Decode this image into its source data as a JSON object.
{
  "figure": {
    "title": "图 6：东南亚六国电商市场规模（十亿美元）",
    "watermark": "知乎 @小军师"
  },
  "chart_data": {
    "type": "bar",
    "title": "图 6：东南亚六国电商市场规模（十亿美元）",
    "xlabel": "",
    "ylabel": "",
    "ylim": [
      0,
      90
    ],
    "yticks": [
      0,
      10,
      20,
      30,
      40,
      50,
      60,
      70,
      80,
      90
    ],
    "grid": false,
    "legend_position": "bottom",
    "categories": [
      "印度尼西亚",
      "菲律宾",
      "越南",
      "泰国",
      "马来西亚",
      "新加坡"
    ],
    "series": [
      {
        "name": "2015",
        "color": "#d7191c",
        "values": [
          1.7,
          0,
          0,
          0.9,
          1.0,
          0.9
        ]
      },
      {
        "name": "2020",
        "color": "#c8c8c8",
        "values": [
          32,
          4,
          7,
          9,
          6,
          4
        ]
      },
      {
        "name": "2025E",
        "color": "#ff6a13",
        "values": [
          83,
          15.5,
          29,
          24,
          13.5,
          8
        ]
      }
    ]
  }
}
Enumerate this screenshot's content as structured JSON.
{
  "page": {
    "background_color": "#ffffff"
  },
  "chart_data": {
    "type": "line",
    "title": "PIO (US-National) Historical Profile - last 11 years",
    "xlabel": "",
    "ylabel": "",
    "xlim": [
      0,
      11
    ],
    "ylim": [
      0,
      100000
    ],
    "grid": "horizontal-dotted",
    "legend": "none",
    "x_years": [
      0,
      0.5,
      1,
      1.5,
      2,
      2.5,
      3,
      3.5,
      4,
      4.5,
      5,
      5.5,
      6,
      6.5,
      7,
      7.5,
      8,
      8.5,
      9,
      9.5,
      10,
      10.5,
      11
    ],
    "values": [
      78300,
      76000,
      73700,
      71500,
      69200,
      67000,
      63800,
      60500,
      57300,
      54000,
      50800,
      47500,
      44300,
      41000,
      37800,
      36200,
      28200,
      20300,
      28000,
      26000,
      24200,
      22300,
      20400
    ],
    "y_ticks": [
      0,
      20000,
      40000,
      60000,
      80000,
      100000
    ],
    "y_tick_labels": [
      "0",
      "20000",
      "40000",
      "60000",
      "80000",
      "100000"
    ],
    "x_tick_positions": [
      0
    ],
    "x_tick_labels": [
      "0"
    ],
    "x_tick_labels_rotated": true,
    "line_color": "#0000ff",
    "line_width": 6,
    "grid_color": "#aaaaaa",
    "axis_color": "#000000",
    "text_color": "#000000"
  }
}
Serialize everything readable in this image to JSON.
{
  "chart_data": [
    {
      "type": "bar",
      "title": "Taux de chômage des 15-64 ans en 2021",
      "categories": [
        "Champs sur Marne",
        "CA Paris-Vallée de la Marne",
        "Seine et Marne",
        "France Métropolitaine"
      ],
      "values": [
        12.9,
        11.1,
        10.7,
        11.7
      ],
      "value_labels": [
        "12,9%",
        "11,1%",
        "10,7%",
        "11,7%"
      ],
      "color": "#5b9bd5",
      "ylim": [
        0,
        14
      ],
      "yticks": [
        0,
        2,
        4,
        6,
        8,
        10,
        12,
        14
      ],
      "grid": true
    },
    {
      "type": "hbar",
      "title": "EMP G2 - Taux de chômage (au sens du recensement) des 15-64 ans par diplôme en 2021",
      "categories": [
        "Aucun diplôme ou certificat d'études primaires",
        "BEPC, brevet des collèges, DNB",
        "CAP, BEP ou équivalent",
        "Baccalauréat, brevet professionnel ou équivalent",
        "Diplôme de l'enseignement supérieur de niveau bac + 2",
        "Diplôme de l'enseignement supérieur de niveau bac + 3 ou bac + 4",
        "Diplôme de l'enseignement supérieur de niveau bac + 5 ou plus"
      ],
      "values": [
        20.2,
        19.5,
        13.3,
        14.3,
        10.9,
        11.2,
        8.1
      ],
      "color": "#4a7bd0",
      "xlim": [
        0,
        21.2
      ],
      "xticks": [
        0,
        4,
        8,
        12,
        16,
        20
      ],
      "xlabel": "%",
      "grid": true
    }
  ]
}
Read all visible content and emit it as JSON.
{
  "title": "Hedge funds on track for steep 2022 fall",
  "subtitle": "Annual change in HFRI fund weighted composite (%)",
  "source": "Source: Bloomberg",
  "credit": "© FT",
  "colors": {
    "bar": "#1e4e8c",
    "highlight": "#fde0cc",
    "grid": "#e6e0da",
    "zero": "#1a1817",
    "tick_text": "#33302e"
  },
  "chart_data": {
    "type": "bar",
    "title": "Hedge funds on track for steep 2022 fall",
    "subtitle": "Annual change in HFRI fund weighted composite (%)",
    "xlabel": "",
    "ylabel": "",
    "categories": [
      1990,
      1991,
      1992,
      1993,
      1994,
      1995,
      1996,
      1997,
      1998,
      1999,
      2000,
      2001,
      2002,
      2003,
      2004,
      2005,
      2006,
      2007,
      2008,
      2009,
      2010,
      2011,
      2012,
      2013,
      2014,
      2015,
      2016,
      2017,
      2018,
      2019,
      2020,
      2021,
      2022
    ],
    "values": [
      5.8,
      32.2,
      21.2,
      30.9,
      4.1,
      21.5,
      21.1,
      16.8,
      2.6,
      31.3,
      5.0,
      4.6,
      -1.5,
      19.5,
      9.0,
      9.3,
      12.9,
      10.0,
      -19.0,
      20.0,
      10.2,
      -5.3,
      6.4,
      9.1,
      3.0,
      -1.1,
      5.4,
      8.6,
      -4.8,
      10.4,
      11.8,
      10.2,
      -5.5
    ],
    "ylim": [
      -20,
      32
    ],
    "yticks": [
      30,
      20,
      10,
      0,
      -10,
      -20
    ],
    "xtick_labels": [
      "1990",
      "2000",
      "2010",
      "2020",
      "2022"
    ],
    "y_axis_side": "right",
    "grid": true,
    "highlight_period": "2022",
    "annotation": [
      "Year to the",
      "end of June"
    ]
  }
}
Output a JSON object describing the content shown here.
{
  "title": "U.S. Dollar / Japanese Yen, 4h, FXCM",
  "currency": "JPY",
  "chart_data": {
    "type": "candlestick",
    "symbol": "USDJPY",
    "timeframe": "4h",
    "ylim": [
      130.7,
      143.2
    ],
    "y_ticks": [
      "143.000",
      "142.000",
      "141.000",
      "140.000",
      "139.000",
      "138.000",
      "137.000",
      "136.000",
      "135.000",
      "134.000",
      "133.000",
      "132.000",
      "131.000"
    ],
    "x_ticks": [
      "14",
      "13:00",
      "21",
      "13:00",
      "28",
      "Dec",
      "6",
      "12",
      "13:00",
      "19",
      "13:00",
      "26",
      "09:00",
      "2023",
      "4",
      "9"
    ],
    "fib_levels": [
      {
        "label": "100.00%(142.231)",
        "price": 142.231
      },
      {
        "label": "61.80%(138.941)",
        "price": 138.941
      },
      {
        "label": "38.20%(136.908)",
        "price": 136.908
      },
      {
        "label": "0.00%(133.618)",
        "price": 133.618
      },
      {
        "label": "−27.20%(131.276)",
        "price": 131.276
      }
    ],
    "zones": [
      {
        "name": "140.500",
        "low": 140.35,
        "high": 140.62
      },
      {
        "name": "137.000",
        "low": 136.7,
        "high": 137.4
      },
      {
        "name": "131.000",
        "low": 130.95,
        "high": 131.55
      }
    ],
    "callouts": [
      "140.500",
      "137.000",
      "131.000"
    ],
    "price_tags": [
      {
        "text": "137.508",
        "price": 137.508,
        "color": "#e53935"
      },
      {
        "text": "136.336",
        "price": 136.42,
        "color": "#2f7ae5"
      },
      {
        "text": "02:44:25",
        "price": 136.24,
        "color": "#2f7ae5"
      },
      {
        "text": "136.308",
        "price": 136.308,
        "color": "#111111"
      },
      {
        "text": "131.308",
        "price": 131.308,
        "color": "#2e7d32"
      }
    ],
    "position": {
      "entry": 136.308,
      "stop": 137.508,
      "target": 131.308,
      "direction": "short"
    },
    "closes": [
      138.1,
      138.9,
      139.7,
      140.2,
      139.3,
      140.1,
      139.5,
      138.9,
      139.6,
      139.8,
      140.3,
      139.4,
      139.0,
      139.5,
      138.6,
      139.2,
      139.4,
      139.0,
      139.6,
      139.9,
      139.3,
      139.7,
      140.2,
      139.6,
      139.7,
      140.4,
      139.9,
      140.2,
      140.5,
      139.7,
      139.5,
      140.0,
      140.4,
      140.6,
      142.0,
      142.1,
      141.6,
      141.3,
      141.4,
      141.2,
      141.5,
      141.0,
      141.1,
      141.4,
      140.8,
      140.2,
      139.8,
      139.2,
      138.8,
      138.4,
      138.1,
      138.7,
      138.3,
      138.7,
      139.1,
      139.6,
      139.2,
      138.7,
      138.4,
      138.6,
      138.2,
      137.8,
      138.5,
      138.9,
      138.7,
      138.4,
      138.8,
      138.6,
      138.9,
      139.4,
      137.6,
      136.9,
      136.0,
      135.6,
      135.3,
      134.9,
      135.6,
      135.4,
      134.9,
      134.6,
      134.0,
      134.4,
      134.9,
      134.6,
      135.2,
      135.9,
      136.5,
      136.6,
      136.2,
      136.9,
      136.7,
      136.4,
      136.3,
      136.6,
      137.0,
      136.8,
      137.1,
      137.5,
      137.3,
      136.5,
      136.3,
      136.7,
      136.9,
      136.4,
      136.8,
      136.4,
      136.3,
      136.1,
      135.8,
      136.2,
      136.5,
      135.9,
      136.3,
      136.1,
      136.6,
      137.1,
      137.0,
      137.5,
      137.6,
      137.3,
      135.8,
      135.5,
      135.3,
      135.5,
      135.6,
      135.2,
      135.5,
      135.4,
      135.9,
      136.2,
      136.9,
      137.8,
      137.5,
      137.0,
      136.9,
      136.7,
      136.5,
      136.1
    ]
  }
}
┄┄┄┄┄┄
_EXERCISE_. Out of the records, collect only those lines that contain the string "Marne".

_PROBLEM SOLUTION_.
        "Champs sur Marne",
        "CA Paris-Vallée de la Marne",
        "Seine et Marne",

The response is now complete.